_YOUR OBJECTIVE_
Gather all lines in the entries that include the word "survey".

_Data excerpts_
━━━━━━

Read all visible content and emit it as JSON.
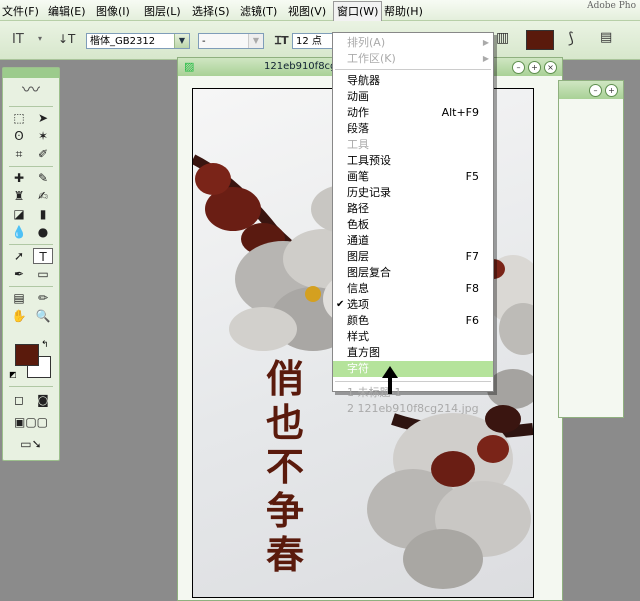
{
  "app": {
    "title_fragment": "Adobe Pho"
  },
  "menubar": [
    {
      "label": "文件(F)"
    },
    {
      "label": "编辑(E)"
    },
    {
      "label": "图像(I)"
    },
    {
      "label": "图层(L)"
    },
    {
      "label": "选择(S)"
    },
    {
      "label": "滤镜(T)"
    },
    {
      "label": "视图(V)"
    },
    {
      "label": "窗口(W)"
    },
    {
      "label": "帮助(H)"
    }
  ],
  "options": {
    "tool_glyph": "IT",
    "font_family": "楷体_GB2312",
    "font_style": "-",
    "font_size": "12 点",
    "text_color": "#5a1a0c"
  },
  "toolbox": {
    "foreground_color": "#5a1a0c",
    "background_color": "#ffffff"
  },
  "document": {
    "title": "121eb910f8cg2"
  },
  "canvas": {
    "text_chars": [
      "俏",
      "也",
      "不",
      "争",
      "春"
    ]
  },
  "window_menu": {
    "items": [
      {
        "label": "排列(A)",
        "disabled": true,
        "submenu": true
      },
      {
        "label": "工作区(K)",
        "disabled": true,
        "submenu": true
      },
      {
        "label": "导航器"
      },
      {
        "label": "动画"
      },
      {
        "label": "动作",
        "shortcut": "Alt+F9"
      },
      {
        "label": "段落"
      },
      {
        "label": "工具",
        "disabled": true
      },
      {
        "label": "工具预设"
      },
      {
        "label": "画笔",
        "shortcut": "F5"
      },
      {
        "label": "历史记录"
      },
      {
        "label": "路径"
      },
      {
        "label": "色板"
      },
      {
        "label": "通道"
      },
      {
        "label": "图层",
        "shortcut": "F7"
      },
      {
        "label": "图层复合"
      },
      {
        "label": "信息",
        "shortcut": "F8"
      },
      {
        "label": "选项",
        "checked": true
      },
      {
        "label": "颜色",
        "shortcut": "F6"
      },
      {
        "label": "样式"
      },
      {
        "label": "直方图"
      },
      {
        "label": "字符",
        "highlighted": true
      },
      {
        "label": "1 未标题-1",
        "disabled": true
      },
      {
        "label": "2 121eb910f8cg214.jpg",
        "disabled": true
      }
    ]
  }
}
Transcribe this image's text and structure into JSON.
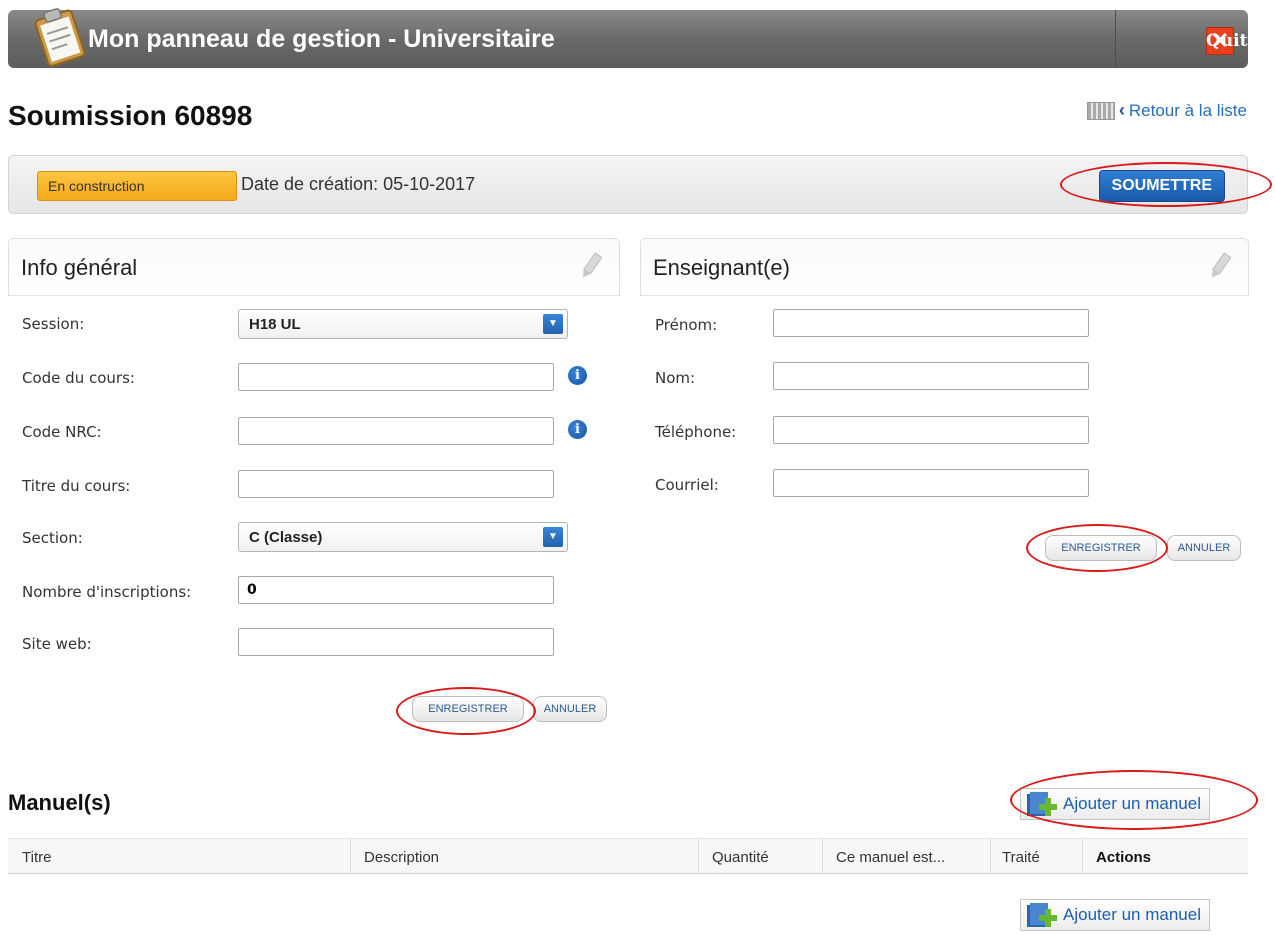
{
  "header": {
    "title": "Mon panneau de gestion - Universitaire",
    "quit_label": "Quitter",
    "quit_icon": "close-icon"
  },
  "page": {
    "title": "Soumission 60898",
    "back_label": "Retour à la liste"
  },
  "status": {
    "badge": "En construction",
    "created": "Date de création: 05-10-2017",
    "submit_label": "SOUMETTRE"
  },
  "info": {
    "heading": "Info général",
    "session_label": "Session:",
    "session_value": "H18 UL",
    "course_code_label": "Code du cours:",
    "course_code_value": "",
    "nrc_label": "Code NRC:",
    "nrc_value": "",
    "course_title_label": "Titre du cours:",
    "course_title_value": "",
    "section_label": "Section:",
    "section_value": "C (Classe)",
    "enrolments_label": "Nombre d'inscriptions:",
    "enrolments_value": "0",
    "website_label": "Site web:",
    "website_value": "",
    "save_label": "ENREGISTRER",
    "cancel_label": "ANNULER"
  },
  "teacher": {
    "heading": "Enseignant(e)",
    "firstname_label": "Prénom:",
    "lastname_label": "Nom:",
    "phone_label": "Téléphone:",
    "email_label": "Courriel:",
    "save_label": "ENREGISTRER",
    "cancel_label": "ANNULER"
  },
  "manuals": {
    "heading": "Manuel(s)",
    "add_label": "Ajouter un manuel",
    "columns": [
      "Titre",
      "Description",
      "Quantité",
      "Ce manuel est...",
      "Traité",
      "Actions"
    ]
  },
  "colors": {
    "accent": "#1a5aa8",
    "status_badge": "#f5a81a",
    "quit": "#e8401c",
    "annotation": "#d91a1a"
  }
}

━━━━━━

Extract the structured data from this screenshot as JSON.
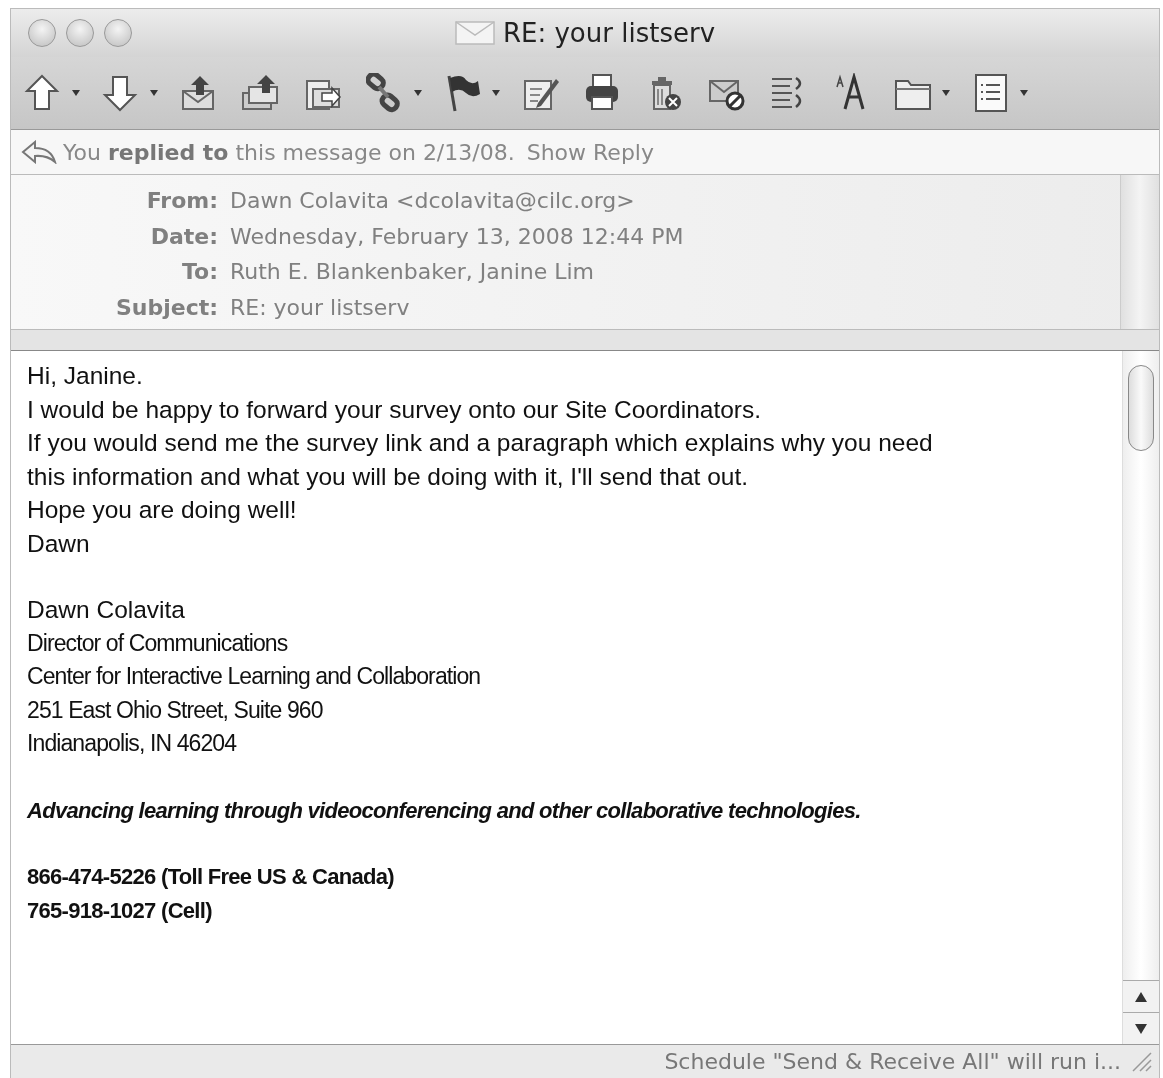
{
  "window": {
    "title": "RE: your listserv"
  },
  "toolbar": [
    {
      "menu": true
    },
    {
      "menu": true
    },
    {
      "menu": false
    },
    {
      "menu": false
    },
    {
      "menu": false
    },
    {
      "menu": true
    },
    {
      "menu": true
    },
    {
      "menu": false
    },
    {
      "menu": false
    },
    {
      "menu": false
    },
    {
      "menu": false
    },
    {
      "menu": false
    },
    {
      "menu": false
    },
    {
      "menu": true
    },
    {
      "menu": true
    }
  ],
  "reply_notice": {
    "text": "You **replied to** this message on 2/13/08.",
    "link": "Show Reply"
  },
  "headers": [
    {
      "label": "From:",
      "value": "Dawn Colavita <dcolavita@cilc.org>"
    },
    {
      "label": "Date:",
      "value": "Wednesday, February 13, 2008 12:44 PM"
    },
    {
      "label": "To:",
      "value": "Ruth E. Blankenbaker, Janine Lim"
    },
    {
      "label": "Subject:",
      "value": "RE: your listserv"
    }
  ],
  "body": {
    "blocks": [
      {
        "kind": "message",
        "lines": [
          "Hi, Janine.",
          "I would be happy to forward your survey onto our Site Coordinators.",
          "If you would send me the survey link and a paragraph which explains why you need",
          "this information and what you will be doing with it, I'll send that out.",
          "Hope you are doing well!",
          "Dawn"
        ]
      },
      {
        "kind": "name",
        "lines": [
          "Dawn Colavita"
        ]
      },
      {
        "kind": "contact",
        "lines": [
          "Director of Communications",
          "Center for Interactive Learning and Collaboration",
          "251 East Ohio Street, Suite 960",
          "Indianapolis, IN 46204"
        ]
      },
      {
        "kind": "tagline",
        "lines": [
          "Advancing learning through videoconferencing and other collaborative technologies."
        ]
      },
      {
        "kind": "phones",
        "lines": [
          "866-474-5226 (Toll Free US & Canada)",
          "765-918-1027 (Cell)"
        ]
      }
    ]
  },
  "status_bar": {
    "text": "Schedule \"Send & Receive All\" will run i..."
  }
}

━━━━━━

_COMPLETE ANSWER_
          "I would be happy to forward your survey onto our Site Coordinators.",
          "If you would send me the survey link and a paragraph which explains why you need",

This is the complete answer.